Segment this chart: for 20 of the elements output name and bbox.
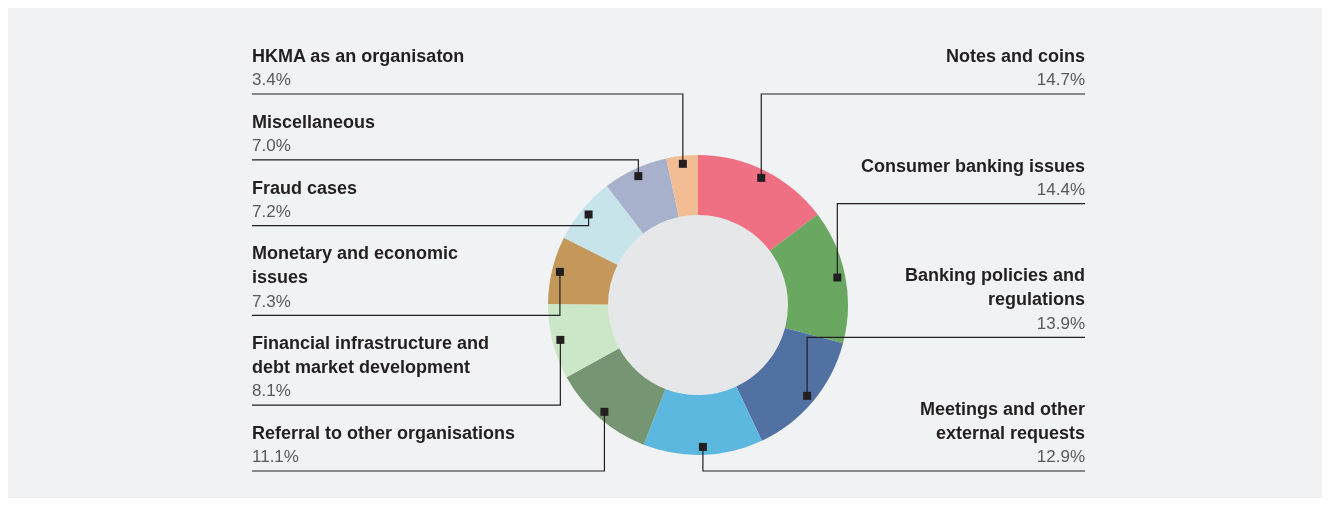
slice-label: Meetings and other external requests [919, 398, 1085, 443]
data-label: 11.1% [252, 447, 299, 467]
data-label: 14.4% [1036, 179, 1085, 199]
data-label: 7.3% [252, 291, 291, 311]
data-label: 14.7% [1036, 70, 1085, 90]
slice-label: Fraud cases [252, 177, 358, 198]
slice-label: Miscellaneous [252, 111, 376, 132]
slice-label: Consumer banking issues [860, 155, 1085, 176]
data-label: 13.9% [1036, 313, 1085, 333]
data-label: 8.1% [252, 381, 291, 401]
slice-label: HKMA as an organisaton [252, 45, 465, 66]
data-label: 7.2% [252, 201, 291, 221]
slice-label: Financial infrastructure and debt market development [252, 333, 490, 378]
data-label: 12.9% [1036, 447, 1085, 467]
slice-label: Referral to other organisations [252, 422, 516, 443]
slice-label: Monetary and economic issues [252, 243, 459, 288]
data-label: 3.4% [252, 70, 291, 90]
slice-label: Banking policies and regulations [904, 265, 1085, 310]
data-label: 7.0% [252, 135, 291, 155]
slice-label: Notes and coins [945, 45, 1085, 66]
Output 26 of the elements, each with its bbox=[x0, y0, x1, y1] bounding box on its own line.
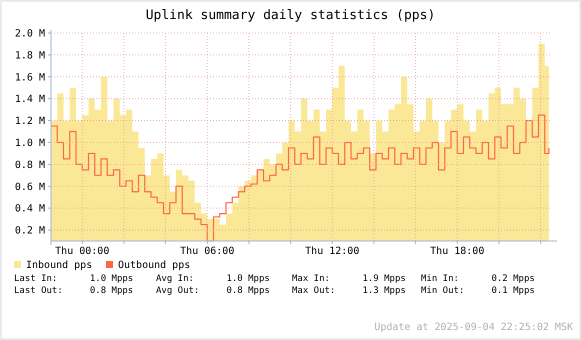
text: Avg In: 1.0 Mpps bbox=[156, 274, 270, 284]
x-tick-label: Thu 06:00 bbox=[180, 246, 234, 257]
x-tick-label: Thu 00:00 bbox=[55, 246, 110, 257]
y-tick-label: 1.2 M bbox=[14, 116, 45, 128]
y-tick-label: 1.8 M bbox=[14, 50, 45, 62]
y-tick-label: 1.4 M bbox=[14, 94, 45, 106]
y-tick-label: 2.0 M bbox=[14, 28, 45, 40]
text: Last In: 1.0 Mpps bbox=[14, 274, 134, 284]
text: Avg Out: 0.8 Mpps bbox=[156, 286, 270, 296]
text: Min Out: 0.1 Mpps bbox=[421, 286, 535, 296]
legend-label: Inbound pps bbox=[26, 260, 92, 271]
text: Max In: 1.9 Mpps bbox=[292, 274, 406, 284]
text: Update at 2025-09-04 22:25:02 MSK bbox=[374, 322, 573, 333]
text: Min In: 0.2 Mpps bbox=[421, 274, 535, 284]
text: Max Out: 1.3 Mpps bbox=[292, 286, 406, 296]
y-tick-label: 0.4 M bbox=[14, 204, 45, 215]
x-tick-label: Thu 18:00 bbox=[430, 246, 484, 257]
legend-label: Outbound pps bbox=[118, 260, 190, 271]
x-tick-label: Thu 12:00 bbox=[305, 246, 360, 257]
y-tick-label: 0.2 M bbox=[14, 226, 45, 237]
text: Last Out: 0.8 Mpps bbox=[14, 286, 134, 296]
y-tick-label: 0.6 M bbox=[14, 182, 45, 193]
y-tick-label: 1.0 M bbox=[14, 138, 45, 149]
chart-title: Uplink summary daily statistics (pps) bbox=[146, 8, 436, 23]
y-tick-label: 0.8 M bbox=[14, 160, 45, 171]
y-tick-label: 1.6 M bbox=[14, 72, 45, 84]
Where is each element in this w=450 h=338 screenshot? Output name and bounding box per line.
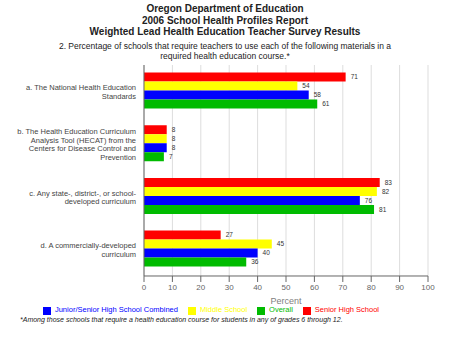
- svg-text:40: 40: [263, 249, 271, 256]
- svg-text:Percent: Percent: [270, 295, 302, 305]
- svg-text:60: 60: [310, 282, 319, 291]
- html-text:Oregon Department of Education: Oregon Department of Education 2006 Scho…: [89, 3, 361, 37]
- svg-text:8: 8: [172, 143, 176, 150]
- svg-text:61: 61: [322, 100, 330, 107]
- svg-text:8: 8: [172, 125, 176, 132]
- svg-text:70: 70: [338, 282, 347, 291]
- html-text:Junior/Senior High School Comb: Junior/Senior High School Combined: [55, 305, 178, 315]
- svg-text:83: 83: [385, 178, 393, 185]
- svg-text:10: 10: [168, 282, 177, 291]
- svg-text:7: 7: [169, 152, 173, 159]
- svg-text:71: 71: [351, 73, 359, 80]
- svg-text:8: 8: [172, 134, 176, 141]
- svg-text:45: 45: [277, 240, 285, 247]
- svg-text:40: 40: [253, 282, 262, 291]
- html-text:2. Percentage of schools that: 2. Percentage of schools that require te…: [58, 40, 392, 61]
- svg-text:a. The National Health Educati: a. The National Health EducationStandard…: [26, 83, 136, 101]
- svg-text:0: 0: [142, 282, 147, 291]
- html-text:Overall: Overall: [269, 305, 293, 315]
- svg-text:d. A commercially-developedcur: d. A commercially-developedcurriculum: [41, 241, 136, 259]
- svg-text:81: 81: [379, 205, 387, 212]
- svg-text:82: 82: [382, 187, 390, 194]
- svg-text:54: 54: [302, 82, 310, 89]
- svg-text:100: 100: [421, 282, 435, 291]
- svg-text:76: 76: [365, 196, 373, 203]
- svg-text:90: 90: [395, 282, 404, 291]
- svg-text:c. Any state-, district-, or s: c. Any state-, district-, or school-deve…: [29, 188, 136, 206]
- svg-text:58: 58: [314, 91, 322, 98]
- svg-text:80: 80: [367, 282, 376, 291]
- svg-text:36: 36: [251, 258, 259, 265]
- svg-text:50: 50: [282, 282, 291, 291]
- svg-text:20: 20: [196, 282, 205, 291]
- html-text:Senior High School: Senior High School: [314, 305, 379, 315]
- svg-text:30: 30: [225, 282, 234, 291]
- html-text:*Among those schools that requ: *Among those schools that require a heal…: [20, 315, 343, 323]
- svg-text:b. The Health Education Curric: b. The Health Education CurriculumAnalys…: [17, 127, 136, 162]
- svg-text:27: 27: [226, 231, 234, 238]
- html-text:Middle School: Middle School: [200, 305, 248, 315]
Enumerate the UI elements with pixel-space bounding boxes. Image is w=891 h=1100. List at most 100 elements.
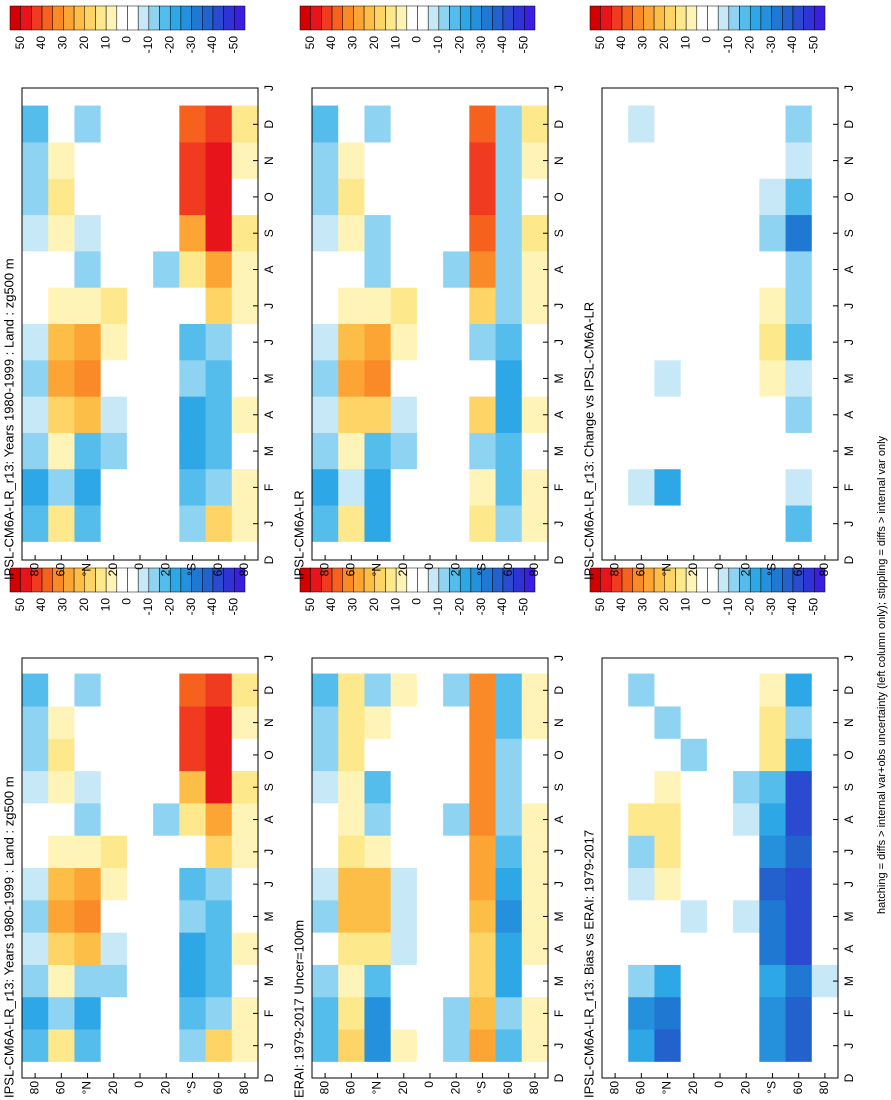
x-tick-label: A [552, 266, 566, 274]
cell [126, 105, 154, 143]
cell [22, 802, 49, 836]
cell [469, 396, 497, 433]
colorbar-box [771, 5, 783, 31]
cell [521, 323, 549, 361]
cell [231, 504, 259, 542]
cell [48, 178, 76, 216]
cell [628, 323, 656, 361]
cell [312, 770, 339, 804]
cell [100, 835, 128, 868]
cell [706, 396, 734, 433]
cell [231, 964, 259, 998]
cell [602, 178, 629, 216]
cell [680, 996, 708, 1030]
cell [338, 835, 366, 868]
y-tick-label: 80 [527, 563, 541, 577]
cell [100, 359, 128, 397]
cell [733, 432, 760, 470]
cell [469, 1028, 497, 1062]
cell [205, 468, 233, 506]
cell [100, 964, 128, 998]
colorbar-label: -30 [764, 598, 778, 616]
colorbar-label: -20 [742, 598, 756, 616]
colorbar-box [739, 5, 751, 31]
cell [338, 468, 366, 506]
colorbar-label: 0 [700, 598, 714, 605]
cell [469, 705, 497, 739]
cell [153, 141, 180, 179]
cell [205, 504, 233, 542]
cell [179, 964, 207, 998]
colorbar-label: -10 [721, 36, 735, 54]
colorbar-label: 30 [636, 36, 650, 50]
cell [100, 432, 128, 470]
x-tick-label: M [842, 446, 856, 456]
cell [521, 932, 549, 965]
colorbar-box [180, 5, 192, 31]
cell [785, 802, 813, 836]
cell [785, 214, 813, 252]
cell [654, 705, 682, 739]
cell [469, 673, 497, 707]
cell [706, 835, 734, 868]
colorbar-box [95, 5, 107, 31]
cell [495, 105, 523, 143]
cell [602, 802, 629, 836]
cell [338, 359, 366, 397]
cell [153, 214, 180, 252]
cell [231, 396, 259, 433]
x-tick-label: J [262, 339, 276, 345]
cell [602, 1028, 629, 1062]
cell [469, 996, 497, 1030]
colorbar-box [524, 5, 536, 31]
cell [443, 287, 470, 324]
x-tick-label: J [842, 881, 856, 887]
cell [654, 105, 682, 143]
cell [680, 359, 708, 397]
cell [785, 432, 813, 470]
x-tick-label: O [552, 750, 566, 759]
cell [654, 323, 682, 361]
cell [706, 899, 734, 933]
x-tick-label: D [552, 555, 566, 564]
cell [48, 214, 76, 252]
cell [759, 802, 787, 836]
cell [680, 250, 708, 288]
y-tick-label: 20 [158, 1081, 172, 1095]
cell [100, 141, 128, 179]
cell [811, 899, 839, 933]
cell [521, 250, 549, 288]
colorbar-label: -10 [431, 598, 445, 616]
cell [338, 396, 366, 433]
footnote: hatching = diffs > internal var+obs unce… [876, 435, 888, 914]
cell [231, 287, 259, 324]
cell [74, 287, 102, 324]
cell [390, 178, 418, 216]
cell [443, 964, 470, 998]
cell [706, 1028, 734, 1062]
cell [706, 141, 734, 179]
cell [785, 504, 813, 542]
colorbar-box [363, 5, 376, 31]
y-tick-label: °N [80, 563, 94, 576]
cell [733, 802, 760, 836]
y-tick-label: 0 [422, 1081, 436, 1088]
colorbar-box [438, 5, 450, 31]
cell [312, 673, 339, 707]
colorbar-label: -50 [806, 36, 820, 54]
cell [733, 996, 760, 1030]
cell [338, 323, 366, 361]
cell [416, 835, 444, 868]
cell [733, 214, 760, 252]
x-tick-label: D [262, 686, 276, 695]
cell [100, 214, 128, 252]
colorbar-box [632, 5, 644, 31]
cell [338, 738, 366, 772]
x-tick-label: O [842, 192, 856, 201]
cell [22, 105, 49, 143]
cell [654, 250, 682, 288]
x-tick-label: A [262, 266, 276, 274]
cell [153, 1028, 180, 1062]
cell [74, 105, 102, 143]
☆ ☆ ☆
▶ **ÉNONCÉ**: Mettez à jour les lignes qui vont de celle contenant "x-tick-label: A [552, 266, 566, 274]" jusqu'à celle contenant "cell [179, 964, 207, 998]", en remplaçant "colorbar-label" par "colorbar-tick-label" et en laissant tout le reste inchangé.

▶ **CORRIGÉ**:
x-tick-label: A [552, 266, 566, 274]
cell [126, 105, 154, 143]
cell [22, 802, 49, 836]
cell [469, 396, 497, 433]
colorbar-box [771, 5, 783, 31]
cell [521, 323, 549, 361]
cell [231, 504, 259, 542]
cell [48, 178, 76, 216]
cell [628, 323, 656, 361]
cell [312, 770, 339, 804]
cell [100, 835, 128, 868]
cell [706, 396, 734, 433]
cell [231, 964, 259, 998]
cell [602, 178, 629, 216]
cell [680, 996, 708, 1030]
cell [338, 835, 366, 868]
y-tick-label: 80 [527, 563, 541, 577]
cell [100, 359, 128, 397]
cell [733, 432, 760, 470]
cell [469, 1028, 497, 1062]
cell [205, 468, 233, 506]
cell [100, 964, 128, 998]
colorbar-tick-label: -30 [764, 598, 778, 616]
colorbar-tick-label: -20 [742, 598, 756, 616]
colorbar-box [739, 5, 751, 31]
cell [338, 468, 366, 506]
colorbar-tick-label: 0 [700, 598, 714, 605]
cell [469, 705, 497, 739]
cell [153, 141, 180, 179]
cell [205, 504, 233, 542]
cell [179, 964, 207, 998]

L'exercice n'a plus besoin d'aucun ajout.